◆ **YOUR INSTRUCTIONS**
Write out the listing in full, matching it word for word.

◆ **PROVIDED DATA**
# # # # # # #

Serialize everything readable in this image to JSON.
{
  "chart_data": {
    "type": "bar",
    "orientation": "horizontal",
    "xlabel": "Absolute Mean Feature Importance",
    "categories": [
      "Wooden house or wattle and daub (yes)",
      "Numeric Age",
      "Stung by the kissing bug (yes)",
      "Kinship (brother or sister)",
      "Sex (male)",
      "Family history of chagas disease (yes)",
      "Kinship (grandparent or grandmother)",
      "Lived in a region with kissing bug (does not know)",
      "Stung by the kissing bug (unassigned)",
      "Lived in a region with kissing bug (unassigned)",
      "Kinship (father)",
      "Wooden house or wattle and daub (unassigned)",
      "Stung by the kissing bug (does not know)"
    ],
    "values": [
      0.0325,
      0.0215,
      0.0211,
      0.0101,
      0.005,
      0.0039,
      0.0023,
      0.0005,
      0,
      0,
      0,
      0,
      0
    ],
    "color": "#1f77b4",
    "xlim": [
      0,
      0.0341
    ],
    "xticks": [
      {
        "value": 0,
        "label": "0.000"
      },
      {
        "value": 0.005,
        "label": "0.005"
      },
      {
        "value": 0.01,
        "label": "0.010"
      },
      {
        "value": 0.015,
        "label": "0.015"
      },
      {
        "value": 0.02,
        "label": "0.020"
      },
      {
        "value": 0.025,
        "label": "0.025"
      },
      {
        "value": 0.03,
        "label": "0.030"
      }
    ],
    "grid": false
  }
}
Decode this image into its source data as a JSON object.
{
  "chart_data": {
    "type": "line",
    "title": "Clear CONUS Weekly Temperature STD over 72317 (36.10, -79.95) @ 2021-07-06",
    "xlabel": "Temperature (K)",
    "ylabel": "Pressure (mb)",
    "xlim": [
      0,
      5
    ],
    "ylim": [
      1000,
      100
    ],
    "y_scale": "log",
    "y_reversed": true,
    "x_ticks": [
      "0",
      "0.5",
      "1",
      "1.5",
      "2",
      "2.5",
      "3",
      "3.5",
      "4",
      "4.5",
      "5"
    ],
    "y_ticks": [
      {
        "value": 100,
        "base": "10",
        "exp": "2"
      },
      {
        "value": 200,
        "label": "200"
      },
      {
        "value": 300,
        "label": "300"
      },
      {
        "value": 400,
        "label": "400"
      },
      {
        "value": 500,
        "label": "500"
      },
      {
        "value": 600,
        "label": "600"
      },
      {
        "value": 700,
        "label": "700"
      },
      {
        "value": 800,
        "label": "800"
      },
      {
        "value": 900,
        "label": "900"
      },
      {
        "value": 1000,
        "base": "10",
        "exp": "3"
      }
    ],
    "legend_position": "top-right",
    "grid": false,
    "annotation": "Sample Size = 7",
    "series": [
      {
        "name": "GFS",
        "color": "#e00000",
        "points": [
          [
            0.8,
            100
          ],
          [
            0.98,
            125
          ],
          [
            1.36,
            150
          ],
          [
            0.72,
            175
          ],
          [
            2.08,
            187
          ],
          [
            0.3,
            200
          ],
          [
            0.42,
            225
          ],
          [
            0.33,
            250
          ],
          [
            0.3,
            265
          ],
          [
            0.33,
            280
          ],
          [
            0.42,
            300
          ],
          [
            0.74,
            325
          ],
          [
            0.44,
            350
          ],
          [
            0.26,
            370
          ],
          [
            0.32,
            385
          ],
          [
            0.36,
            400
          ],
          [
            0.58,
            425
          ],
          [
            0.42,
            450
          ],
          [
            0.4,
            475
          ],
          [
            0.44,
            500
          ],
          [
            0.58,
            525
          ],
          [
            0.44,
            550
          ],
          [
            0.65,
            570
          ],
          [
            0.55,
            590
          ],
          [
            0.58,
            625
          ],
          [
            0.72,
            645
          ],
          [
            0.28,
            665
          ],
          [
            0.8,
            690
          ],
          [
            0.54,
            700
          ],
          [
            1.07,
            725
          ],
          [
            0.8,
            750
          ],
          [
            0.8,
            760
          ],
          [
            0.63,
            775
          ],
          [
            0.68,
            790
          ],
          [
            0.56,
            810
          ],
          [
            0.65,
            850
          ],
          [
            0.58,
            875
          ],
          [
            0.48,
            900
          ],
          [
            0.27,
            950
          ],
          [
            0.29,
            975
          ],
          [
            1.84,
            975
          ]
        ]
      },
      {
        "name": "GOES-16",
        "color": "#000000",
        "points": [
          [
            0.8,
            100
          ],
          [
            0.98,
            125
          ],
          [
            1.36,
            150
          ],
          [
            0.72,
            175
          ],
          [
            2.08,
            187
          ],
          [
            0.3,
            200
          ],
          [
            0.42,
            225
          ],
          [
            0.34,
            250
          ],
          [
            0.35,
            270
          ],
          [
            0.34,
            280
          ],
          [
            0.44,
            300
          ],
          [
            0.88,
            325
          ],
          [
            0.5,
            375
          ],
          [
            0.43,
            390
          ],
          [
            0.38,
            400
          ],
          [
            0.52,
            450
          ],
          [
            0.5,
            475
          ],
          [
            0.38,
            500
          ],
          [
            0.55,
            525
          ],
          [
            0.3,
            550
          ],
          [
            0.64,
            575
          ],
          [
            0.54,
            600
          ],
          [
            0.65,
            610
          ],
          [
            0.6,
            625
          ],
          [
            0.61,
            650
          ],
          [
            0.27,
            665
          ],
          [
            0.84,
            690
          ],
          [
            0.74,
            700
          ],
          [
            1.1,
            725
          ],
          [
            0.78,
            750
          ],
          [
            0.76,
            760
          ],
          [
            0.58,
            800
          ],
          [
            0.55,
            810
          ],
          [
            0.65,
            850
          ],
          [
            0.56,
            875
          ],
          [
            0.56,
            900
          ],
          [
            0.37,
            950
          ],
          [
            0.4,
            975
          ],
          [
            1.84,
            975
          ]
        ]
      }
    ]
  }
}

# # # # # # #

◆ **EXERCISE ANSWER**
Serialize everything readable in this image to JSON.
{
  "chart_data": {
    "type": "bar",
    "orientation": "horizontal",
    "xlabel": "Absolute Mean Feature Importance",
    "categories": [
      "Wooden house or wattle and daub (yes)",
      "Numeric Age",
      "Stung by the kissing bug (yes)",
      "Kinship (brother or sister)",
      "Sex (male)",
      "Family history of chagas disease (yes)",
      "Kinship (grandparent or grandmother)",
      "Lived in a region with kissing bug (does not know)",
      "Stung by the kissing bug (unassigned)",
      "Lived in a region with kissing bug (unassigned)",
      "Kinship (father)",
      "Wooden house or wattle and daub (unassigned)",
      "Stung by the kissing bug (does not know)"
    ],
    "values": [
      0.0325,
      0.0215,
      0.0211,
      0.0101,
      0.005,
      0.0039,
      0.0023,
      0.0005,
      0,
      0,
      0,
      0,
      0
    ],
    "color": "#1f77b4",
    "xlim": [
      0,
      0.0341
    ],
    "xticks": [
      {
        "value": 0,
        "label": "0.000"
      },
      {
        "value": 0.005,
        "label": "0.005"
      },
      {
        "value": 0.01,
        "label": "0.010"
      },
      {
        "value": 0.015,
        "label": "0.015"
      },
      {
        "value": 0.02,
        "label": "0.020"
      },
      {
        "value": 0.025,
        "label": "0.025"
      },
      {
        "value": 0.03,
        "label": "0.030"
      }
    ],
    "grid": false
  }
}
Decode this image into its source data as a JSON object.
{
  "chart_data": {
    "type": "line",
    "title": "Clear CONUS Weekly Temperature STD over 72317 (36.10, -79.95) @ 2021-07-06",
    "xlabel": "Temperature (K)",
    "ylabel": "Pressure (mb)",
    "xlim": [
      0,
      5
    ],
    "ylim": [
      1000,
      100
    ],
    "y_scale": "log",
    "y_reversed": true,
    "x_ticks": [
      "0",
      "0.5",
      "1",
      "1.5",
      "2",
      "2.5",
      "3",
      "3.5",
      "4",
      "4.5",
      "5"
    ],
    "y_ticks": [
      {
        "value": 100,
        "base": "10",
        "exp": "2"
      },
      {
        "value": 200,
        "label": "200"
      },
      {
        "value": 300,
        "label": "300"
      },
      {
        "value": 400,
        "label": "400"
      },
      {
        "value": 500,
        "label": "500"
      },
      {
        "value": 600,
        "label": "600"
      },
      {
        "value": 700,
        "label": "700"
      },
      {
        "value": 800,
        "label": "800"
      },
      {
        "value": 900,
        "label": "900"
      },
      {
        "value": 1000,
        "base": "10",
        "exp": "3"
      }
    ],
    "legend_position": "top-right",
    "grid": false,
    "annotation": "Sample Size = 7",
    "series": [
      {
        "name": "GFS",
        "color": "#e00000",
        "points": [
          [
            0.8,
            100
          ],
          [
            0.98,
            125
          ],
          [
            1.36,
            150
          ],
          [
            0.72,
            175
          ],
          [
            2.08,
            187
          ],
          [
            0.3,
            200
          ],
          [
            0.42,
            225
          ],
          [
            0.33,
            250
          ],
          [
            0.3,
            265
          ],
          [
            0.33,
            280
          ],
          [
            0.42,
            300
          ],
          [
            0.74,
            325
          ],
          [
            0.44,
            350
          ],
          [
            0.26,
            370
          ],
          [
            0.32,
            385
          ],
          [
            0.36,
            400
          ],
          [
            0.58,
            425
          ],
          [
            0.42,
            450
          ],
          [
            0.4,
            475
          ],
          [
            0.44,
            500
          ],
          [
            0.58,
            525
          ],
          [
            0.44,
            550
          ],
          [
            0.65,
            570
          ],
          [
            0.55,
            590
          ],
          [
            0.58,
            625
          ],
          [
            0.72,
            645
          ],
          [
            0.28,
            665
          ],
          [
            0.8,
            690
          ],
          [
            0.54,
            700
          ],
          [
            1.07,
            725
          ],
          [
            0.8,
            750
          ],
          [
            0.8,
            760
          ],
          [
            0.63,
            775
          ],
          [
            0.68,
            790
          ],
          [
            0.56,
            810
          ],
          [
            0.65,
            850
          ],
          [
            0.58,
            875
          ],
          [
            0.48,
            900
          ],
          [
            0.27,
            950
          ],
          [
            0.29,
            975
          ],
          [
            1.84,
            975
          ]
        ]
      },
      {
        "name": "GOES-16",
        "color": "#000000",
        "points": [
          [
            0.8,
            100
          ],
          [
            0.98,
            125
          ],
          [
            1.36,
            150
          ],
          [
            0.72,
            175
          ],
          [
            2.08,
            187
          ],
          [
            0.3,
            200
          ],
          [
            0.42,
            225
          ],
          [
            0.34,
            250
          ],
          [
            0.35,
            270
          ],
          [
            0.34,
            280
          ],
          [
            0.44,
            300
          ],
          [
            0.88,
            325
          ],
          [
            0.5,
            375
          ],
          [
            0.43,
            390
          ],
          [
            0.38,
            400
          ],
          [
            0.52,
            450
          ],
          [
            0.5,
            475
          ],
          [
            0.38,
            500
          ],
          [
            0.55,
            525
          ],
          [
            0.3,
            550
          ],
          [
            0.64,
            575
          ],
          [
            0.54,
            600
          ],
          [
            0.65,
            610
          ],
          [
            0.6,
            625
          ],
          [
            0.61,
            650
          ],
          [
            0.27,
            665
          ],
          [
            0.84,
            690
          ],
          [
            0.74,
            700
          ],
          [
            1.1,
            725
          ],
          [
            0.78,
            750
          ],
          [
            0.76,
            760
          ],
          [
            0.58,
            800
          ],
          [
            0.55,
            810
          ],
          [
            0.65,
            850
          ],
          [
            0.56,
            875
          ],
          [
            0.56,
            900
          ],
          [
            0.37,
            950
          ],
          [
            0.4,
            975
          ],
          [
            1.84,
            975
          ]
        ]
      }
    ]
  }
}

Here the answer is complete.